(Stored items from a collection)
____________________
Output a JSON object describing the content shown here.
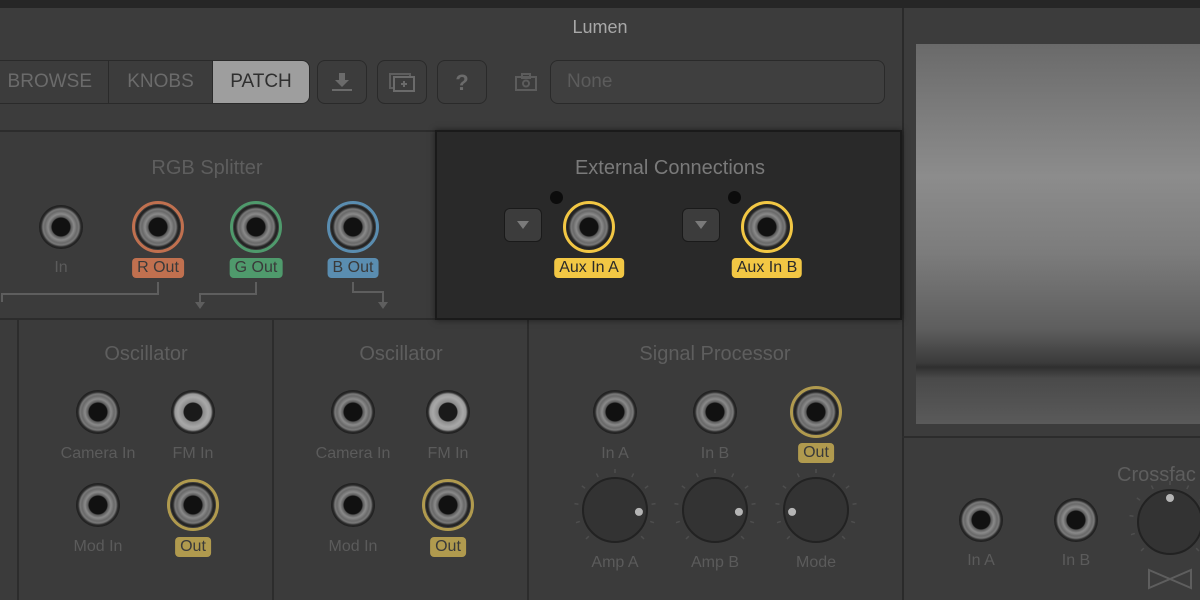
{
  "app": {
    "title": "Lumen"
  },
  "toolbar": {
    "tabs": [
      {
        "label": "BROWSE",
        "active": false
      },
      {
        "label": "KNOBS",
        "active": false
      },
      {
        "label": "PATCH",
        "active": true
      }
    ],
    "buttons": [
      {
        "name": "download-icon"
      },
      {
        "name": "add-layer-icon"
      },
      {
        "name": "help-icon"
      }
    ],
    "camera_icon": "camera-icon",
    "camera_source": {
      "value": "None"
    }
  },
  "modules": {
    "rgb_splitter": {
      "title": "RGB Splitter",
      "jacks": [
        {
          "label": "In",
          "tagged": false
        },
        {
          "label": "R Out",
          "tagged": true,
          "color": "#c0704f"
        },
        {
          "label": "G Out",
          "tagged": true,
          "color": "#4f9a6c"
        },
        {
          "label": "B Out",
          "tagged": true,
          "color": "#5a8db0"
        }
      ]
    },
    "external_connections": {
      "title": "External Connections",
      "jacks": [
        {
          "label": "Aux In A",
          "color": "#f2c744"
        },
        {
          "label": "Aux In B",
          "color": "#f2c744"
        }
      ]
    },
    "oscillator_1": {
      "title": "Oscillator",
      "jacks": [
        {
          "label": "Camera In",
          "tagged": false
        },
        {
          "label": "FM In",
          "tagged": false
        },
        {
          "label": "Mod In",
          "tagged": false
        },
        {
          "label": "Out",
          "tagged": true,
          "color": "#b09a4e"
        }
      ]
    },
    "oscillator_2": {
      "title": "Oscillator",
      "jacks": [
        {
          "label": "Camera In",
          "tagged": false
        },
        {
          "label": "FM In",
          "tagged": false
        },
        {
          "label": "Mod In",
          "tagged": false
        },
        {
          "label": "Out",
          "tagged": true,
          "color": "#b09a4e"
        }
      ]
    },
    "signal_processor": {
      "title": "Signal Processor",
      "jacks": [
        {
          "label": "In A",
          "tagged": false
        },
        {
          "label": "In B",
          "tagged": false
        },
        {
          "label": "Out",
          "tagged": true,
          "color": "#b09a4e"
        }
      ],
      "knobs": [
        {
          "label": "Amp A",
          "value_fraction": 0.85
        },
        {
          "label": "Amp B",
          "value_fraction": 0.85
        },
        {
          "label": "Mode",
          "value_fraction": 0.15
        }
      ]
    },
    "crossfader": {
      "title": "Crossfac",
      "jacks": [
        {
          "label": "In A",
          "tagged": false
        },
        {
          "label": "In B",
          "tagged": false
        }
      ],
      "knobs": [
        {
          "label": "",
          "value_fraction": 0.5
        }
      ],
      "icon": "bowtie-icon"
    }
  },
  "colors": {
    "accent_yellow": "#f2c744",
    "muted_gold": "#b09a4e",
    "red": "#c0704f",
    "green": "#4f9a6c",
    "blue": "#5a8db0"
  }
}
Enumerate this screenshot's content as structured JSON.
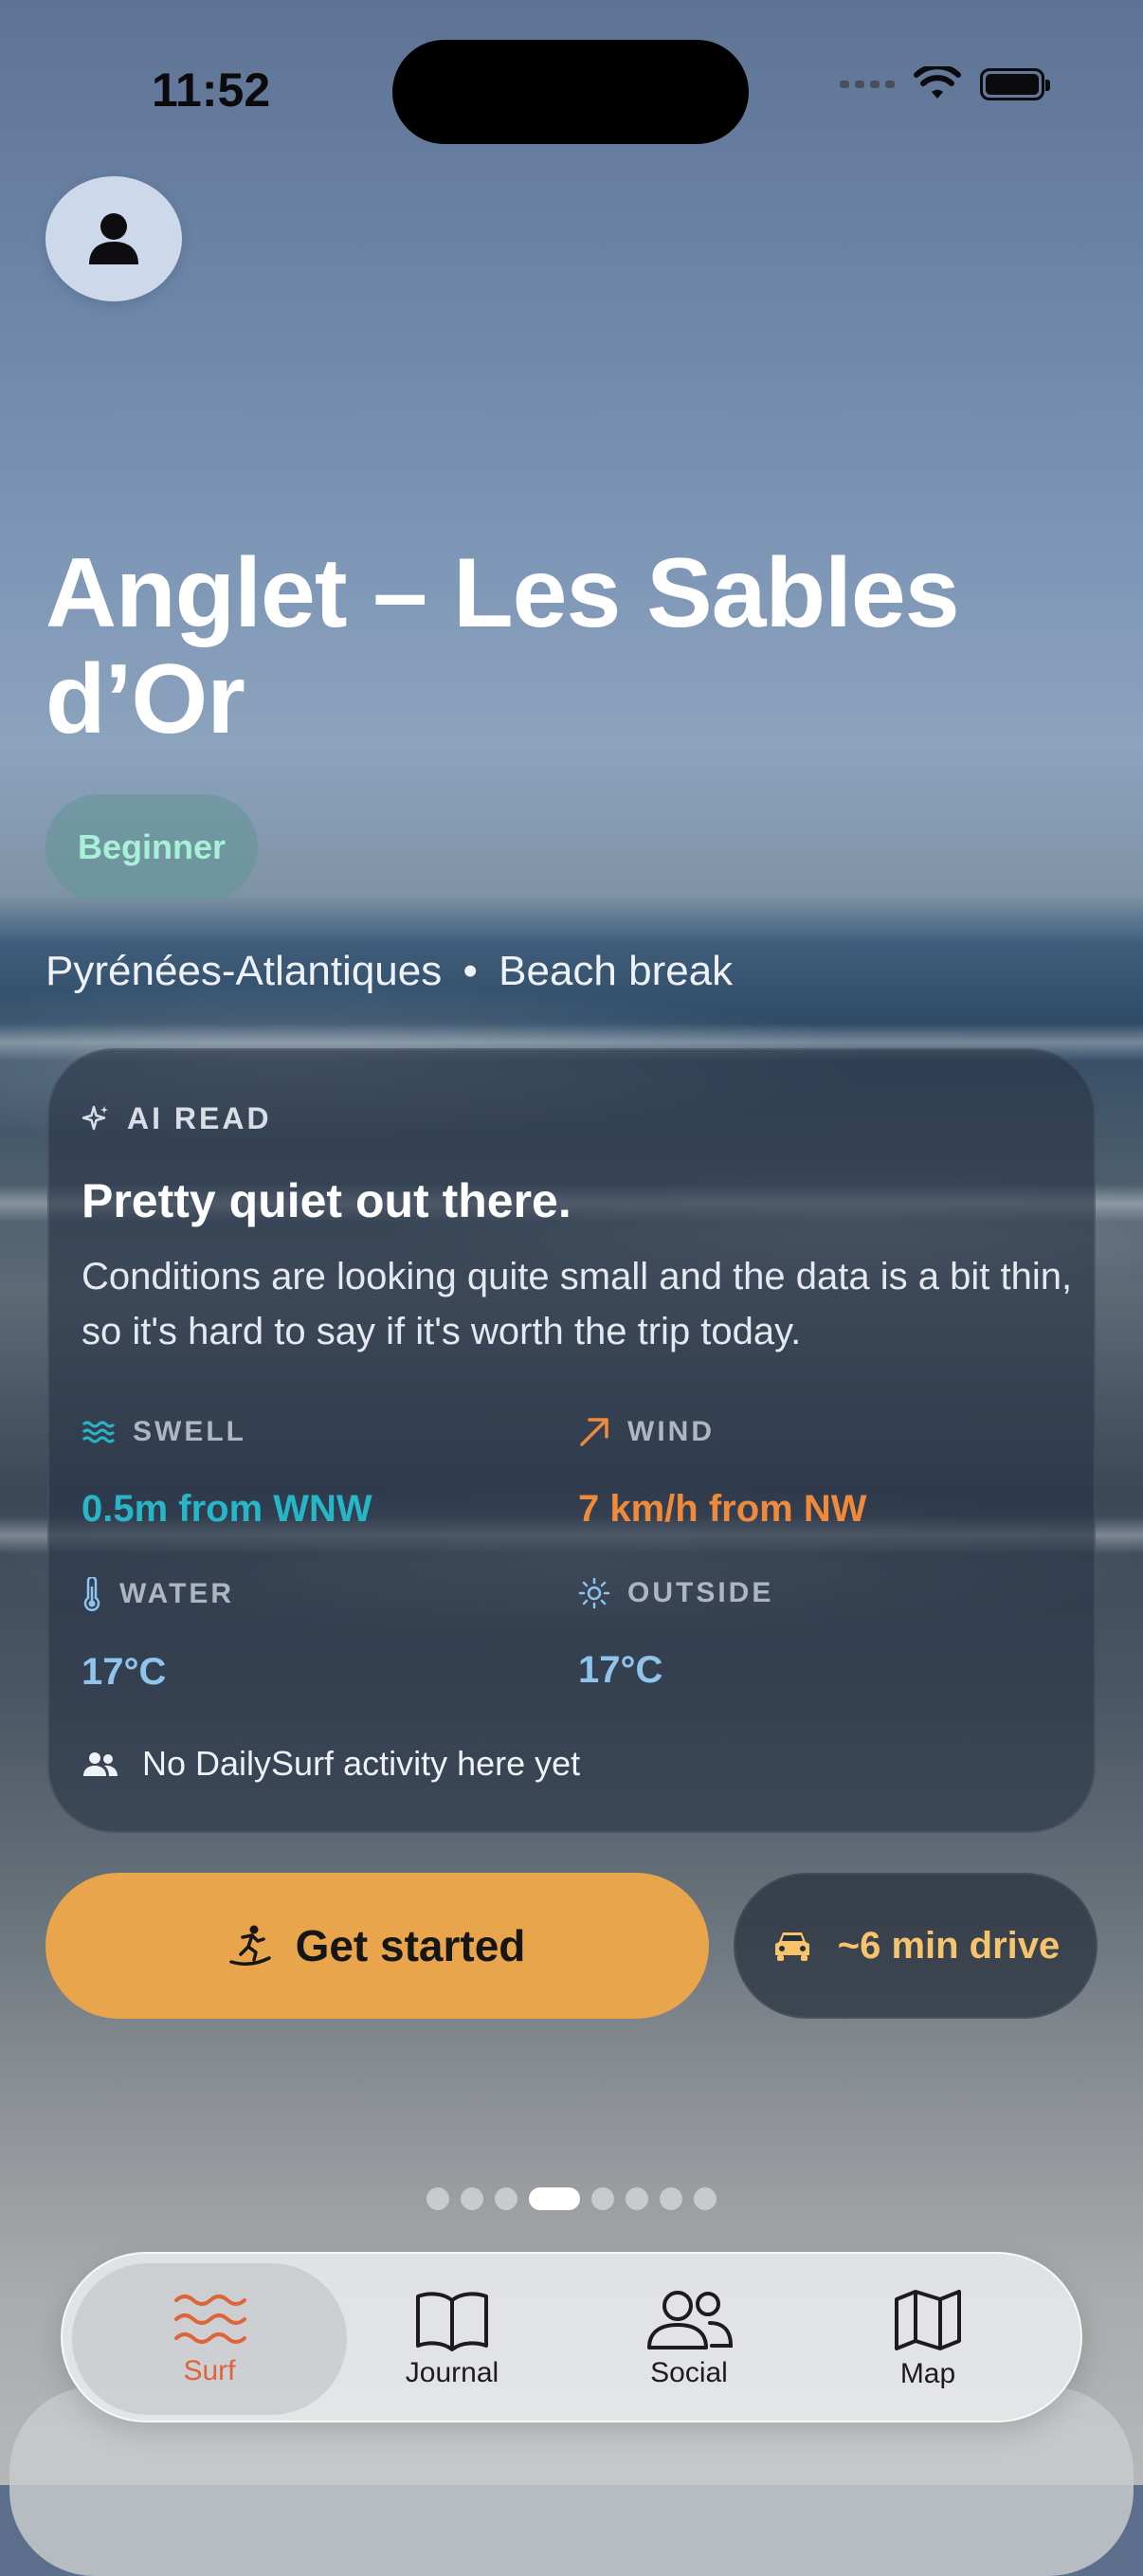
____________________
■ DIRECTIONS FOR THIS TASK ■
Using the records above, copy each line that contains "icon".

■ PROBLEM SOLUTION ■
        "name": "download-icon"
        "name": "add-layer-icon"
        "name": "help-icon"
    "camera_icon": "camera-icon",
      "icon": "bowtie-icon"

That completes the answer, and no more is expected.